::: Dataset excerpts :::
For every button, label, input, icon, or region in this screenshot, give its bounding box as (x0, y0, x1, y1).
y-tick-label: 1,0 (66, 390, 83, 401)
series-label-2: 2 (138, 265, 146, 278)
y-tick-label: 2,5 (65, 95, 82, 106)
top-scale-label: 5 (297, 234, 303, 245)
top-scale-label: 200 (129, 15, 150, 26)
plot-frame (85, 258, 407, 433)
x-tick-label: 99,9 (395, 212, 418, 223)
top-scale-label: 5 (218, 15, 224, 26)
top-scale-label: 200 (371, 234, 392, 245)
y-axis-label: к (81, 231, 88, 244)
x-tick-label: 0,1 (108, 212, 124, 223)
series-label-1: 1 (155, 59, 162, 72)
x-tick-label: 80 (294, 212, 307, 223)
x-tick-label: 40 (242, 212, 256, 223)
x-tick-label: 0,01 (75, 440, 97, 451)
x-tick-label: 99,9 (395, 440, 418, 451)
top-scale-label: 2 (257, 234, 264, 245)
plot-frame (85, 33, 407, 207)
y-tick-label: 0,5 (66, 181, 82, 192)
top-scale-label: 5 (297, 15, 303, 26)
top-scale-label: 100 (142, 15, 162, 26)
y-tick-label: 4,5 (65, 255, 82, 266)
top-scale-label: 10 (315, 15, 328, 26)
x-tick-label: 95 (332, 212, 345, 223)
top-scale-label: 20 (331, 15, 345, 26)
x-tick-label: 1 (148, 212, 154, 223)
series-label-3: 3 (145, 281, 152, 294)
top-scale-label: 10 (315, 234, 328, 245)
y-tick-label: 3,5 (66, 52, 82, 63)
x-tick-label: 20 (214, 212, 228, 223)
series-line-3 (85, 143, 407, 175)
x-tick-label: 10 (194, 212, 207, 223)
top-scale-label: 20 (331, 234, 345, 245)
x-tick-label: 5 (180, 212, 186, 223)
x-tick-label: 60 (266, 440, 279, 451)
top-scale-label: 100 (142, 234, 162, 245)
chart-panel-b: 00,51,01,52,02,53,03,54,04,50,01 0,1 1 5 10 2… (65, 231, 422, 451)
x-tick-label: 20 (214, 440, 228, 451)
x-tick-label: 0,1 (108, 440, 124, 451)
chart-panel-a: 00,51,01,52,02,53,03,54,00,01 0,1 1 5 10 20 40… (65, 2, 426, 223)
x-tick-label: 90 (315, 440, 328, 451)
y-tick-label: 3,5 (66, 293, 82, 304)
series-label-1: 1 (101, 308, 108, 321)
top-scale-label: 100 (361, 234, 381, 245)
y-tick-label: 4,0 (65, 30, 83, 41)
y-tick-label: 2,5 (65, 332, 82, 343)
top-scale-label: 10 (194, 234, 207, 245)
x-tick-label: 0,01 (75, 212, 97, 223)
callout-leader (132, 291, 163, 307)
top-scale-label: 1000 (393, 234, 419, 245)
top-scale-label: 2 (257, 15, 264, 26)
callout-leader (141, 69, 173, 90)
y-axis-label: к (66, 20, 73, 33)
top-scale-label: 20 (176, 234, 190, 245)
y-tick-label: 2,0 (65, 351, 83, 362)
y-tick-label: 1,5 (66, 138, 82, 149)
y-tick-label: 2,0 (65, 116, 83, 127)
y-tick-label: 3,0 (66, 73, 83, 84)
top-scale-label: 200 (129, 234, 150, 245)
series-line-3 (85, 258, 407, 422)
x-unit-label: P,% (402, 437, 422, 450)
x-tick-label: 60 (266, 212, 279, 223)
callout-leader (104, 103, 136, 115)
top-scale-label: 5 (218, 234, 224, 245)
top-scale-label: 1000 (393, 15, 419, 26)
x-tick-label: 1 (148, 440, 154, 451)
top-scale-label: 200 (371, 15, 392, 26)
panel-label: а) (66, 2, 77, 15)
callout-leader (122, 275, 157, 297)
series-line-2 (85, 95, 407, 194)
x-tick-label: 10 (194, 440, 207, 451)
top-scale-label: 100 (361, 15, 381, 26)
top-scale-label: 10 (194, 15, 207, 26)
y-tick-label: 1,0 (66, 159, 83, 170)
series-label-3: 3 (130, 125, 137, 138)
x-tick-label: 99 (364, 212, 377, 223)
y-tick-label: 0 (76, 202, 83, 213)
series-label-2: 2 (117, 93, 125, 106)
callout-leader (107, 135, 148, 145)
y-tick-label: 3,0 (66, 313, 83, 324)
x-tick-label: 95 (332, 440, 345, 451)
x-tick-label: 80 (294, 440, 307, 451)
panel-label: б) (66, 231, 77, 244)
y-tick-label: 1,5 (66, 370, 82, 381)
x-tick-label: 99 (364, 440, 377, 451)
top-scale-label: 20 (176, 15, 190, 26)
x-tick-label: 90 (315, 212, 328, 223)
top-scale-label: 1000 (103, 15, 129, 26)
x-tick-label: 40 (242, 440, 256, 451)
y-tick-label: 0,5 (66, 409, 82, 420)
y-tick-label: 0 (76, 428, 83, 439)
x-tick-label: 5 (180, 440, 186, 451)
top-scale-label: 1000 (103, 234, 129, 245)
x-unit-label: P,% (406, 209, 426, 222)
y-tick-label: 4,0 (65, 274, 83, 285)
:::
[Given exercise]: Can you repeat all of the lines above word for word, with nothing changed?

[Full solution]:
For every button, label, input, icon, or region in this screenshot, give its bounding box as (x0, y0, x1, y1).
y-tick-label: 1,0 (66, 390, 83, 401)
series-label-2: 2 (138, 265, 146, 278)
y-tick-label: 2,5 (65, 95, 82, 106)
top-scale-label: 5 (297, 234, 303, 245)
top-scale-label: 200 (129, 15, 150, 26)
plot-frame (85, 258, 407, 433)
x-tick-label: 99,9 (395, 212, 418, 223)
top-scale-label: 5 (218, 15, 224, 26)
top-scale-label: 200 (371, 234, 392, 245)
y-axis-label: к (81, 231, 88, 244)
x-tick-label: 0,1 (108, 212, 124, 223)
series-label-1: 1 (155, 59, 162, 72)
x-tick-label: 80 (294, 212, 307, 223)
x-tick-label: 40 (242, 212, 256, 223)
x-tick-label: 0,01 (75, 440, 97, 451)
x-tick-label: 99,9 (395, 440, 418, 451)
top-scale-label: 2 (257, 234, 264, 245)
plot-frame (85, 33, 407, 207)
y-tick-label: 0,5 (66, 181, 82, 192)
top-scale-label: 5 (297, 15, 303, 26)
top-scale-label: 100 (142, 15, 162, 26)
y-tick-label: 4,5 (65, 255, 82, 266)
top-scale-label: 10 (315, 15, 328, 26)
x-tick-label: 95 (332, 212, 345, 223)
top-scale-label: 20 (331, 15, 345, 26)
x-tick-label: 1 (148, 212, 154, 223)
series-label-3: 3 (145, 281, 152, 294)
top-scale-label: 10 (315, 234, 328, 245)
y-tick-label: 3,5 (66, 52, 82, 63)
x-tick-label: 20 (214, 212, 228, 223)
series-line-3 (85, 143, 407, 175)
x-tick-label: 10 (194, 212, 207, 223)
top-scale-label: 20 (331, 234, 345, 245)
x-tick-label: 5 (180, 212, 186, 223)
x-tick-label: 60 (266, 440, 279, 451)
top-scale-label: 100 (142, 234, 162, 245)
chart-panel-b: 00,51,01,52,02,53,03,54,04,50,01 0,1 1 5 10 2… (65, 231, 422, 451)
x-tick-label: 20 (214, 440, 228, 451)
x-tick-label: 0,1 (108, 440, 124, 451)
chart-panel-a: 00,51,01,52,02,53,03,54,00,01 0,1 1 5 10 20 40… (65, 2, 426, 223)
x-tick-label: 90 (315, 440, 328, 451)
y-tick-label: 3,5 (66, 293, 82, 304)
series-label-1: 1 (101, 308, 108, 321)
top-scale-label: 100 (361, 234, 381, 245)
y-tick-label: 4,0 (65, 30, 83, 41)
y-tick-label: 2,5 (65, 332, 82, 343)
top-scale-label: 10 (194, 234, 207, 245)
x-tick-label: 0,01 (75, 212, 97, 223)
callout-leader (132, 291, 163, 307)
top-scale-label: 1000 (393, 234, 419, 245)
top-scale-label: 2 (257, 15, 264, 26)
callout-leader (141, 69, 173, 90)
y-axis-label: к (66, 20, 73, 33)
top-scale-label: 20 (176, 234, 190, 245)
y-tick-label: 2,0 (65, 351, 83, 362)
y-tick-label: 1,5 (66, 138, 82, 149)
y-tick-label: 2,0 (65, 116, 83, 127)
y-tick-label: 3,0 (66, 73, 83, 84)
top-scale-label: 200 (129, 234, 150, 245)
series-line-3 (85, 258, 407, 422)
x-unit-label: P,% (402, 437, 422, 450)
x-tick-label: 60 (266, 212, 279, 223)
callout-leader (104, 103, 136, 115)
top-scale-label: 5 (218, 234, 224, 245)
top-scale-label: 1000 (393, 15, 419, 26)
x-tick-label: 1 (148, 440, 154, 451)
top-scale-label: 200 (371, 15, 392, 26)
panel-label: а) (66, 2, 77, 15)
callout-leader (122, 275, 157, 297)
series-line-2 (85, 95, 407, 194)
x-tick-label: 10 (194, 440, 207, 451)
top-scale-label: 100 (361, 15, 381, 26)
top-scale-label: 10 (194, 15, 207, 26)
y-tick-label: 1,0 (66, 159, 83, 170)
series-label-3: 3 (130, 125, 137, 138)
x-tick-label: 99 (364, 212, 377, 223)
y-tick-label: 0 (76, 202, 83, 213)
series-label-2: 2 (117, 93, 125, 106)
callout-leader (107, 135, 148, 145)
y-tick-label: 3,0 (66, 313, 83, 324)
x-tick-label: 95 (332, 440, 345, 451)
x-tick-label: 80 (294, 440, 307, 451)
panel-label: б) (66, 231, 77, 244)
y-tick-label: 1,5 (66, 370, 82, 381)
x-tick-label: 99 (364, 440, 377, 451)
top-scale-label: 20 (176, 15, 190, 26)
x-tick-label: 90 (315, 212, 328, 223)
top-scale-label: 1000 (103, 15, 129, 26)
x-tick-label: 40 (242, 440, 256, 451)
y-tick-label: 0,5 (66, 409, 82, 420)
y-tick-label: 0 (76, 428, 83, 439)
x-tick-label: 5 (180, 440, 186, 451)
top-scale-label: 1000 (103, 234, 129, 245)
x-unit-label: P,% (406, 209, 426, 222)
y-tick-label: 4,0 (65, 274, 83, 285)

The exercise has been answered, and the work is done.